Begin Dataset entries

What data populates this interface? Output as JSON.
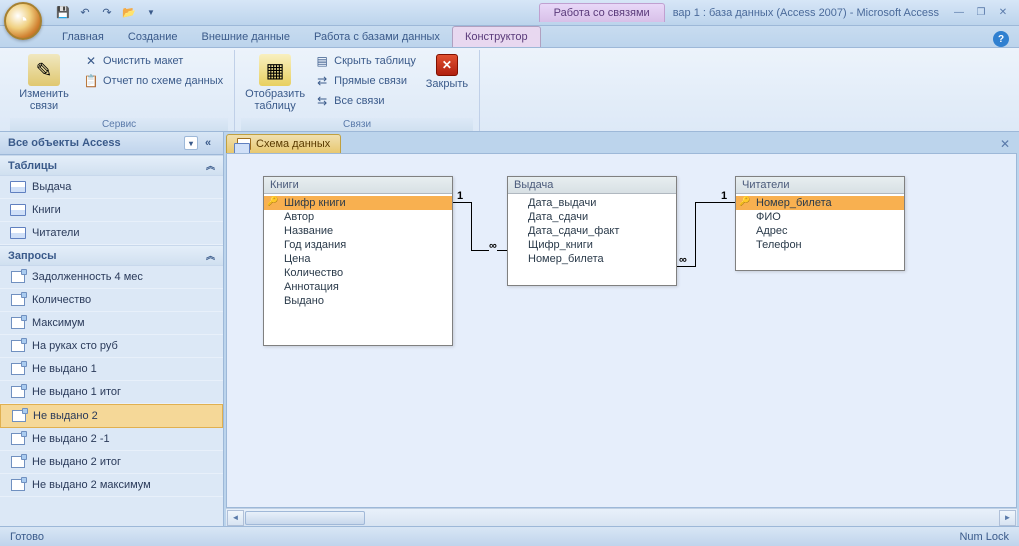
{
  "titlebar": {
    "context_tab": "Работа со связями",
    "app_title": "вар 1 : база данных (Access 2007) - Microsoft Access"
  },
  "tabs": {
    "home": "Главная",
    "create": "Создание",
    "external": "Внешние данные",
    "dbtools": "Работа с базами данных",
    "design": "Конструктор"
  },
  "ribbon": {
    "group_service": "Сервис",
    "group_relations": "Связи",
    "edit_relations": "Изменить связи",
    "clear_layout": "Очистить макет",
    "schema_report": "Отчет по схеме данных",
    "show_table": "Отобразить таблицу",
    "hide_table": "Скрыть таблицу",
    "direct_relations": "Прямые связи",
    "all_relations": "Все связи",
    "close": "Закрыть"
  },
  "nav": {
    "header": "Все объекты Access",
    "section_tables": "Таблицы",
    "section_queries": "Запросы",
    "tables": [
      {
        "label": "Выдача"
      },
      {
        "label": "Книги"
      },
      {
        "label": "Читатели"
      }
    ],
    "queries": [
      {
        "label": "Задолженность 4 мес"
      },
      {
        "label": "Количество"
      },
      {
        "label": "Максимум"
      },
      {
        "label": "На руках сто руб"
      },
      {
        "label": "Не выдано 1"
      },
      {
        "label": "Не выдано 1 итог"
      },
      {
        "label": "Не выдано 2"
      },
      {
        "label": "Не выдано 2 -1"
      },
      {
        "label": "Не выдано 2 итог"
      },
      {
        "label": "Не выдано 2 максимум"
      }
    ]
  },
  "doc_tab": "Схема данных",
  "diagram": {
    "tables": {
      "books": {
        "title": "Книги",
        "fields": [
          "Шифр книги",
          "Автор",
          "Название",
          "Год издания",
          "Цена",
          "Количество",
          "Аннотация",
          "Выдано"
        ],
        "pk_index": 0
      },
      "issue": {
        "title": "Выдача",
        "fields": [
          "Дата_выдачи",
          "Дата_сдачи",
          "Дата_сдачи_факт",
          "Щифр_книги",
          "Номер_билета"
        ],
        "pk_index": -1
      },
      "readers": {
        "title": "Читатели",
        "fields": [
          "Номер_билета",
          "ФИО",
          "Адрес",
          "Телефон"
        ],
        "pk_index": 0
      }
    },
    "rel_labels": {
      "one1": "1",
      "inf1": "∞",
      "one2": "1",
      "inf2": "∞"
    }
  },
  "statusbar": {
    "ready": "Готово",
    "numlock": "Num Lock"
  }
}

End Dataset entries

The material above holds pictures; copy everything else in it exactly.

§ Response to the task:
What data populates this interface? Output as JSON.
{
  "titlebar": {
    "context_tab": "Работа со связями",
    "app_title": "вар 1 : база данных (Access 2007) - Microsoft Access"
  },
  "tabs": {
    "home": "Главная",
    "create": "Создание",
    "external": "Внешние данные",
    "dbtools": "Работа с базами данных",
    "design": "Конструктор"
  },
  "ribbon": {
    "group_service": "Сервис",
    "group_relations": "Связи",
    "edit_relations": "Изменить связи",
    "clear_layout": "Очистить макет",
    "schema_report": "Отчет по схеме данных",
    "show_table": "Отобразить таблицу",
    "hide_table": "Скрыть таблицу",
    "direct_relations": "Прямые связи",
    "all_relations": "Все связи",
    "close": "Закрыть"
  },
  "nav": {
    "header": "Все объекты Access",
    "section_tables": "Таблицы",
    "section_queries": "Запросы",
    "tables": [
      {
        "label": "Выдача"
      },
      {
        "label": "Книги"
      },
      {
        "label": "Читатели"
      }
    ],
    "queries": [
      {
        "label": "Задолженность 4 мес"
      },
      {
        "label": "Количество"
      },
      {
        "label": "Максимум"
      },
      {
        "label": "На руках сто руб"
      },
      {
        "label": "Не выдано 1"
      },
      {
        "label": "Не выдано 1 итог"
      },
      {
        "label": "Не выдано 2"
      },
      {
        "label": "Не выдано 2 -1"
      },
      {
        "label": "Не выдано 2 итог"
      },
      {
        "label": "Не выдано 2 максимум"
      }
    ]
  },
  "doc_tab": "Схема данных",
  "diagram": {
    "tables": {
      "books": {
        "title": "Книги",
        "fields": [
          "Шифр книги",
          "Автор",
          "Название",
          "Год издания",
          "Цена",
          "Количество",
          "Аннотация",
          "Выдано"
        ],
        "pk_index": 0
      },
      "issue": {
        "title": "Выдача",
        "fields": [
          "Дата_выдачи",
          "Дата_сдачи",
          "Дата_сдачи_факт",
          "Щифр_книги",
          "Номер_билета"
        ],
        "pk_index": -1
      },
      "readers": {
        "title": "Читатели",
        "fields": [
          "Номер_билета",
          "ФИО",
          "Адрес",
          "Телефон"
        ],
        "pk_index": 0
      }
    },
    "rel_labels": {
      "one1": "1",
      "inf1": "∞",
      "one2": "1",
      "inf2": "∞"
    }
  },
  "statusbar": {
    "ready": "Готово",
    "numlock": "Num Lock"
  }
}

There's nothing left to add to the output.